- [DIRECTIVE]: Type out the complete listing below word for word, without its pictures.

[Collection entries]
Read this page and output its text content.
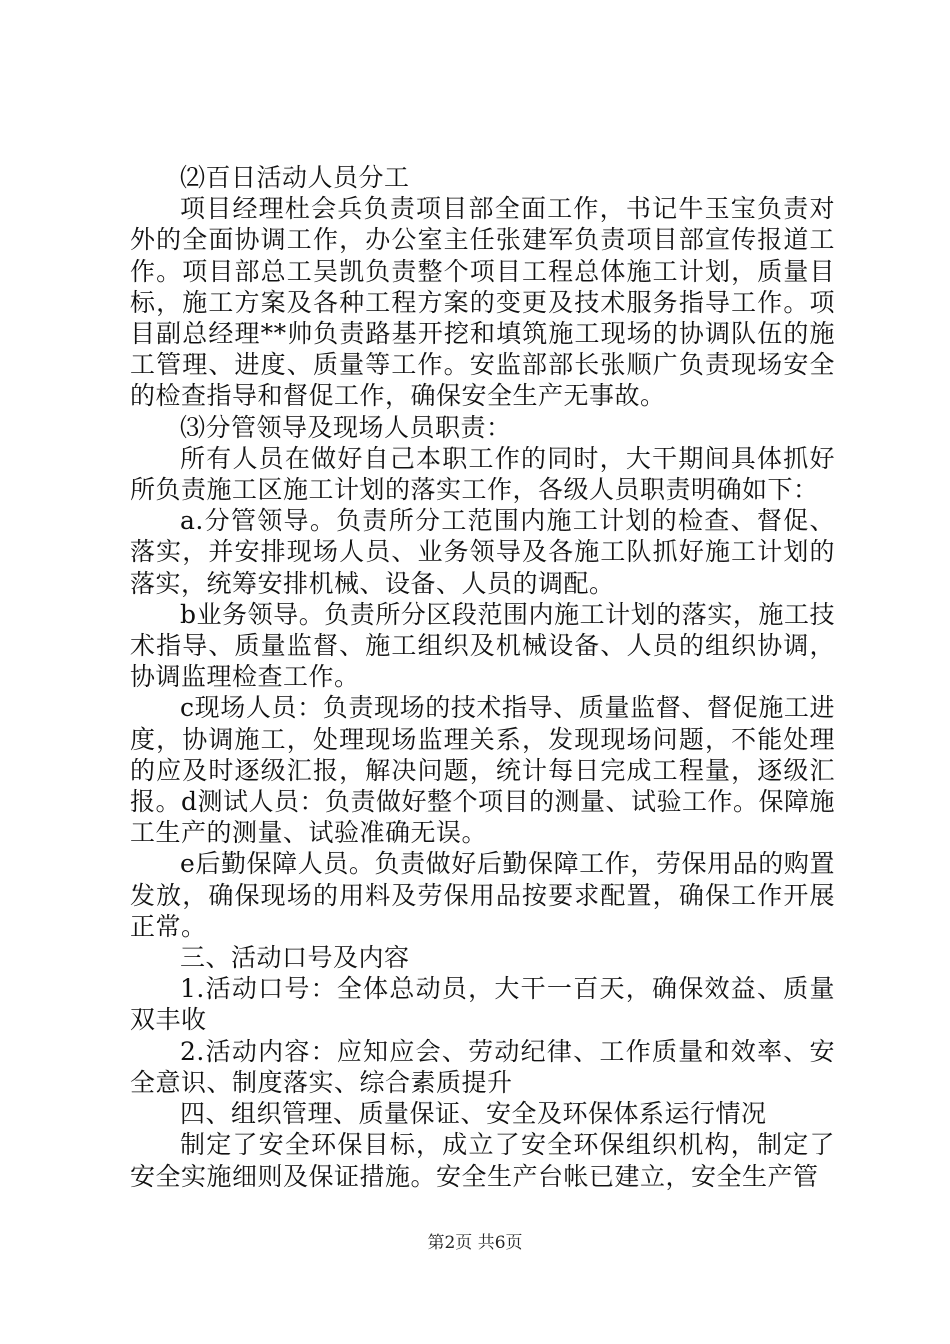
⑵百日活动人员分工

项目经理杜会兵负责项目部全面工作，书记牛玉宝负责对外的全面协调工作，办公室主任张建军负责项目部宣传报道工作。项目部总工吴凯负责整个项目工程总体施工计划，质量目标，施工方案及各种工程方案的变更及技术服务指导工作。项目副总经理**帅负责路基开挖和填筑施工现场的协调队伍的施工管理、进度、质量等工作。安监部部长张顺广负责现场安全的检查指导和督促工作，确保安全生产无事故。

⑶分管领导及现场人员职责：

所有人员在做好自己本职工作的同时，大干期间具体抓好所负责施工区施工计划的落实工作，各级人员职责明确如下：

a.分管领导。负责所分工范围内施工计划的检查、督促、落实，并安排现场人员、业务领导及各施工队抓好施工计划的落实，统筹安排机械、设备、人员的调配。

b业务领导。负责所分区段范围内施工计划的落实，施工技术指导、质量监督、施工组织及机械设备、人员的组织协调，协调监理检查工作。

c现场人员：负责现场的技术指导、质量监督、督促施工进度，协调施工，处理现场监理关系，发现现场问题，不能处理的应及时逐级汇报，解决问题，统计每日完成工程量，逐级汇报。d测试人员：负责做好整个项目的测量、试验工作。保障施工生产的测量、试验准确无误。

e后勤保障人员。负责做好后勤保障工作，劳保用品的购置发放，确保现场的用料及劳保用品按要求配置，确保工作开展正常。

三、活动口号及内容

1.活动口号：全体总动员，大干一百天，确保效益、质量双丰收

2.活动内容：应知应会、劳动纪律、工作质量和效率、安全意识、制度落实、综合素质提升

四、组织管理、质量保证、安全及环保体系运行情况

制定了安全环保目标，成立了安全环保组织机构，制定了安全实施细则及保证措施。安全生产台帐已建立，安全生产管

第2页 共6页
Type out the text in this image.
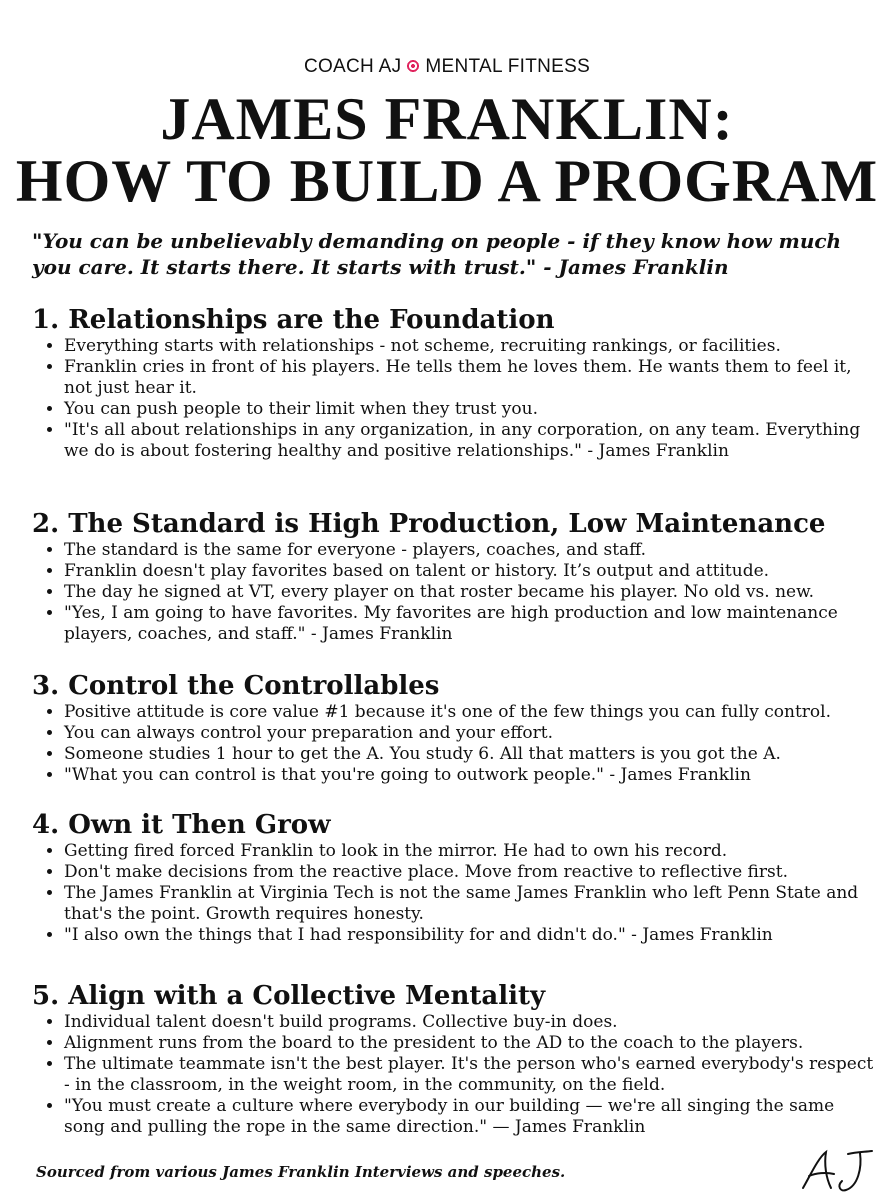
COACH AJ MENTAL FITNESS
JAMES FRANKLIN:
HOW TO BUILD A PROGRAM

"You can be unbelievably demanding on people - if they know how much you care. It starts there. It starts with trust." - James Franklin

1. Relationships are the Foundation
• Everything starts with relationships - not scheme, recruiting rankings, or facilities.
• Franklin cries in front of his players. He tells them he loves them. He wants them to feel it, not just hear it.
• You can push people to their limit when they trust you.
• "It's all about relationships in any organization, in any corporation, on any team. Everything we do is about fostering healthy and positive relationships." - James Franklin
2. The Standard is High Production, Low Maintenance
• The standard is the same for everyone - players, coaches, and staff.
• Franklin doesn't play favorites based on talent or history. It’s output and attitude.
• The day he signed at VT, every player on that roster became his player. No old vs. new.
• "Yes, I am going to have favorites. My favorites are high production and low maintenance players, coaches, and staff." - James Franklin
3. Control the Controllables
• Positive attitude is core value #1 because it's one of the few things you can fully control.
• You can always control your preparation and your effort.
• Someone studies 1 hour to get the A. You study 6. All that matters is you got the A.
• "What you can control is that you're going to outwork people." - James Franklin
4. Own it Then Grow
• Getting fired forced Franklin to look in the mirror. He had to own his record.
• Don't make decisions from the reactive place. Move from reactive to reflective first.
• The James Franklin at Virginia Tech is not the same James Franklin who left Penn State and that's the point. Growth requires honesty.
• "I also own the things that I had responsibility for and didn't do." - James Franklin
5. Align with a Collective Mentality
• Individual talent doesn't build programs. Collective buy-in does.
• Alignment runs from the board to the president to the AD to the coach to the players.
• The ultimate teammate isn't the best player. It's the person who's earned everybody's respect - in the classroom, in the weight room, in the community, on the field.
• "You must create a culture where everybody in our building — we're all singing the same song and pulling the rope in the same direction." — James Franklin

Sourced from various James Franklin Interviews and speeches.
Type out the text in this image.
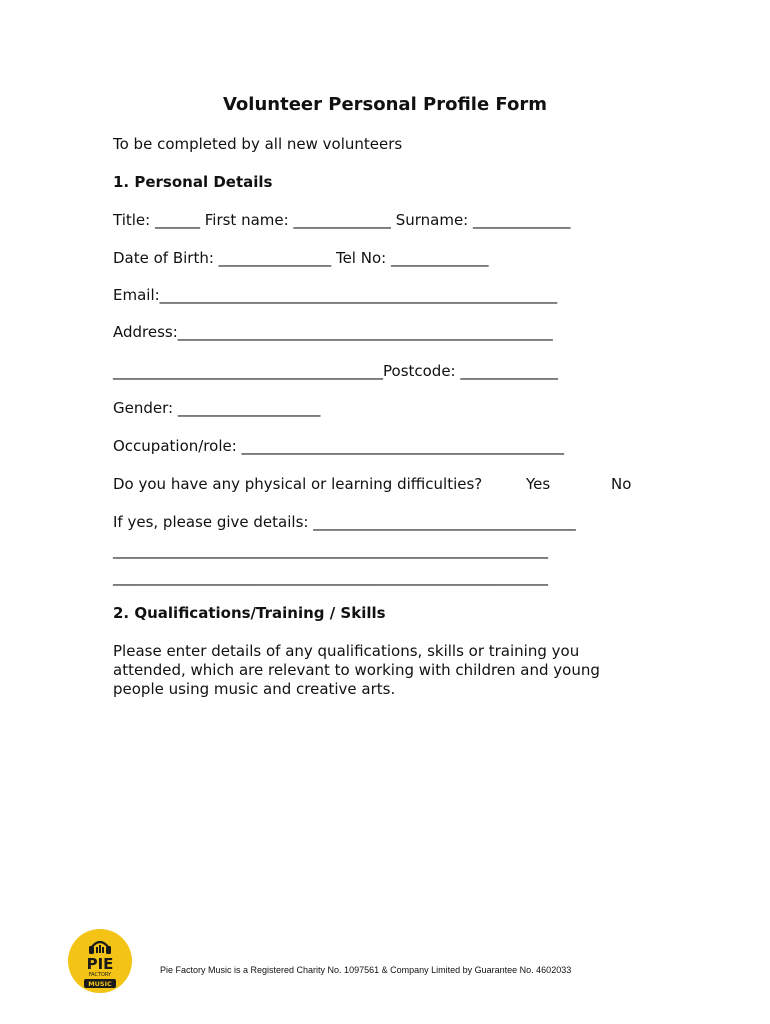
Volunteer Personal Profile Form
To be completed by all new volunteers
1. Personal Details
Title: ______ First name: _____________ Surname: _____________
Date of Birth: _______________ Tel No: _____________
Email:_____________________________________________________
Address:__________________________________________________
____________________________________Postcode: _____________
Gender: ___________________
Occupation/role: ___________________________________________
Do you have any physical or learning difficulties?	Yes	No
If yes, please give details: ___________________________________
__________________________________________________________
__________________________________________________________
2. Qualifications/Training / Skills
Please enter details of any qualifications, skills or training you
attended, which are relevant to working with children and young
people using music and creative arts.
PIE
FACTORY
MUSIC
Pie Factory Music is a Registered Charity No. 1097561 & Company Limited by Guarantee No. 4602033
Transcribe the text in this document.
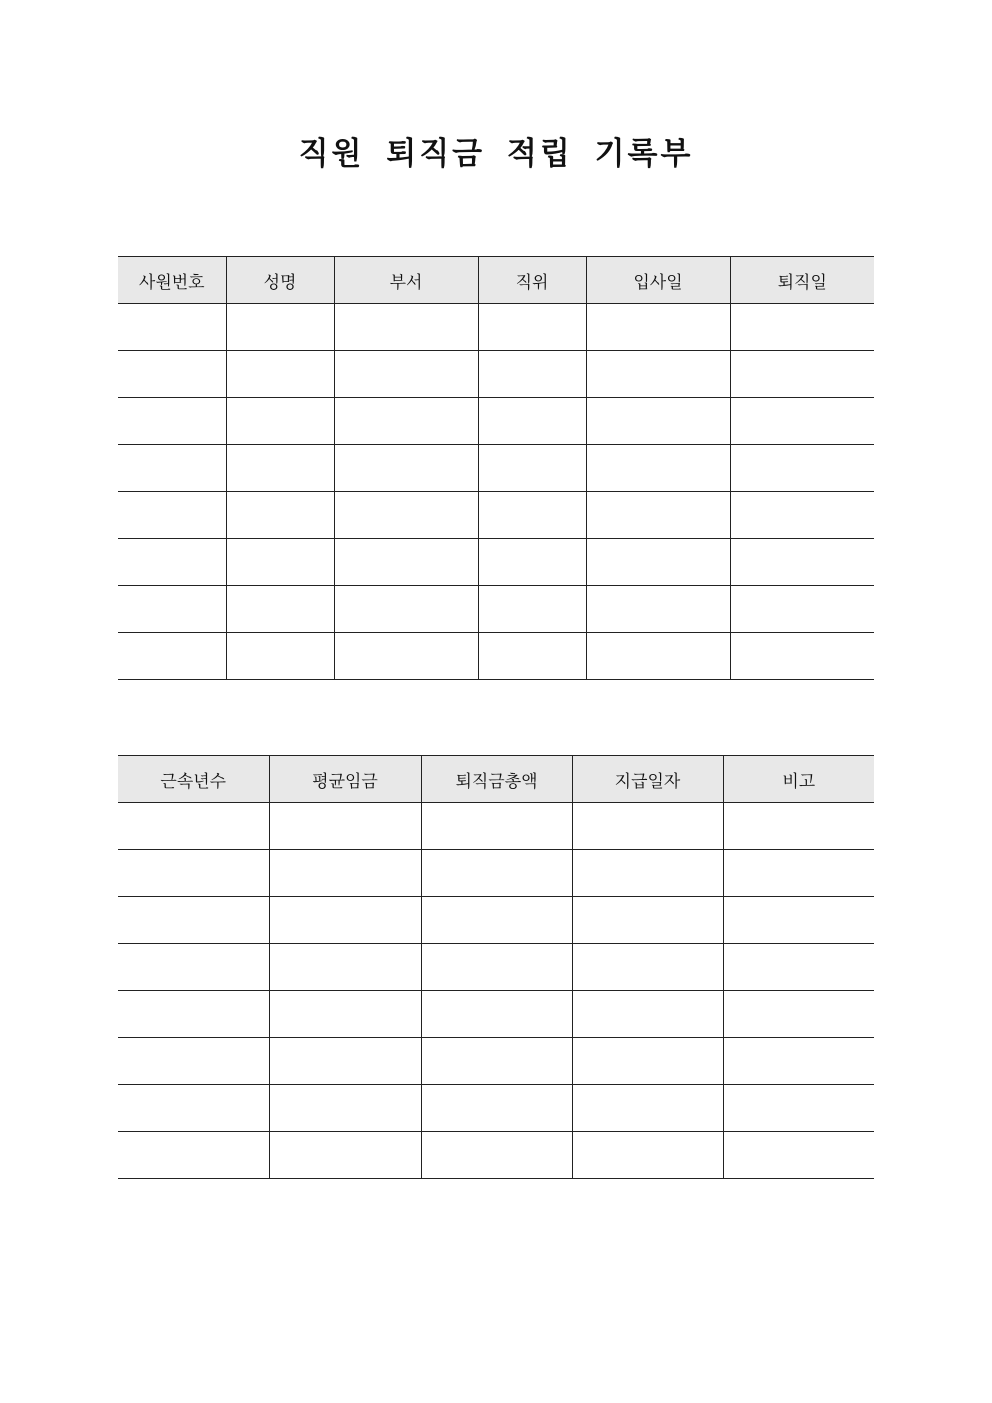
직원 퇴직금 적립 기록부
사원번호	성명	부서	직위	입사일	퇴직일

근속년수	평균임금	퇴직금총액	지급일자	비고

- [FULL SOLUTION]:
Read this page and output its text content.
⑵百日活动人员分工

项目经理杜会兵负责项目部全面工作，书记牛玉宝负责对外的全面协调工作，办公室主任张建军负责项目部宣传报道工作。项目部总工吴凯负责整个项目工程总体施工计划，质量目标，施工方案及各种工程方案的变更及技术服务指导工作。项目副总经理**帅负责路基开挖和填筑施工现场的协调队伍的施工管理、进度、质量等工作。安监部部长张顺广负责现场安全的检查指导和督促工作，确保安全生产无事故。

⑶分管领导及现场人员职责：

所有人员在做好自己本职工作的同时，大干期间具体抓好所负责施工区施工计划的落实工作，各级人员职责明确如下：

a.分管领导。负责所分工范围内施工计划的检查、督促、落实，并安排现场人员、业务领导及各施工队抓好施工计划的落实，统筹安排机械、设备、人员的调配。

b业务领导。负责所分区段范围内施工计划的落实，施工技术指导、质量监督、施工组织及机械设备、人员的组织协调，协调监理检查工作。

c现场人员：负责现场的技术指导、质量监督、督促施工进度，协调施工，处理现场监理关系，发现现场问题，不能处理的应及时逐级汇报，解决问题，统计每日完成工程量，逐级汇报。d测试人员：负责做好整个项目的测量、试验工作。保障施工生产的测量、试验准确无误。

e后勤保障人员。负责做好后勤保障工作，劳保用品的购置发放，确保现场的用料及劳保用品按要求配置，确保工作开展正常。

三、活动口号及内容

1.活动口号：全体总动员，大干一百天，确保效益、质量双丰收

2.活动内容：应知应会、劳动纪律、工作质量和效率、安全意识、制度落实、综合素质提升

四、组织管理、质量保证、安全及环保体系运行情况

制定了安全环保目标，成立了安全环保组织机构，制定了安全实施细则及保证措施。安全生产台帐已建立，安全生产管

第2页 共6页
Type out the text in this image.
COACH AJ MENTAL FITNESS
JAMES FRANKLIN:
HOW TO BUILD A PROGRAM

"You can be unbelievably demanding on people - if they know how much you care. It starts there. It starts with trust." - James Franklin

1. Relationships are the Foundation
• Everything starts with relationships - not scheme, recruiting rankings, or facilities.
• Franklin cries in front of his players. He tells them he loves them. He wants them to feel it, not just hear it.
• You can push people to their limit when they trust you.
• "It's all about relationships in any organization, in any corporation, on any team. Everything we do is about fostering healthy and positive relationships." - James Franklin
2. The Standard is High Production, Low Maintenance
• The standard is the same for everyone - players, coaches, and staff.
• Franklin doesn't play favorites based on talent or history. It’s output and attitude.
• The day he signed at VT, every player on that roster became his player. No old vs. new.
• "Yes, I am going to have favorites. My favorites are high production and low maintenance players, coaches, and staff." - James Franklin
3. Control the Controllables
• Positive attitude is core value #1 because it's one of the few things you can fully control.
• You can always control your preparation and your effort.
• Someone studies 1 hour to get the A. You study 6. All that matters is you got the A.
• "What you can control is that you're going to outwork people." - James Franklin
4. Own it Then Grow
• Getting fired forced Franklin to look in the mirror. He had to own his record.
• Don't make decisions from the reactive place. Move from reactive to reflective first.
• The James Franklin at Virginia Tech is not the same James Franklin who left Penn State and that's the point. Growth requires honesty.
• "I also own the things that I had responsibility for and didn't do." - James Franklin
5. Align with a Collective Mentality
• Individual talent doesn't build programs. Collective buy-in does.
• Alignment runs from the board to the president to the AD to the coach to the players.
• The ultimate teammate isn't the best player. It's the person who's earned everybody's respect - in the classroom, in the weight room, in the community, on the field.
• "You must create a culture where everybody in our building — we're all singing the same song and pulling the rope in the same direction." — James Franklin

Sourced from various James Franklin Interviews and speeches.
Type out the text in this image.
Volunteer Personal Profile Form
To be completed by all new volunteers
1. Personal Details
Title: ______ First name: _____________ Surname: _____________
Date of Birth: _______________ Tel No: _____________
Email:_____________________________________________________
Address:__________________________________________________
____________________________________Postcode: _____________
Gender: ___________________
Occupation/role: ___________________________________________
Do you have any physical or learning difficulties?	Yes	No
If yes, please give details: ___________________________________
__________________________________________________________
__________________________________________________________
2. Qualifications/Training / Skills
Please enter details of any qualifications, skills or training you
attended, which are relevant to working with children and young
people using music and creative arts.
PIE
FACTORY
MUSIC
Pie Factory Music is a Registered Charity No. 1097561 & Company Limited by Guarantee No. 4602033
Transcribe the text in this document.
직원 퇴직금 적립 기록부
사원번호	성명	부서	직위	입사일	퇴직일

근속년수	평균임금	퇴직금총액	지급일자	비고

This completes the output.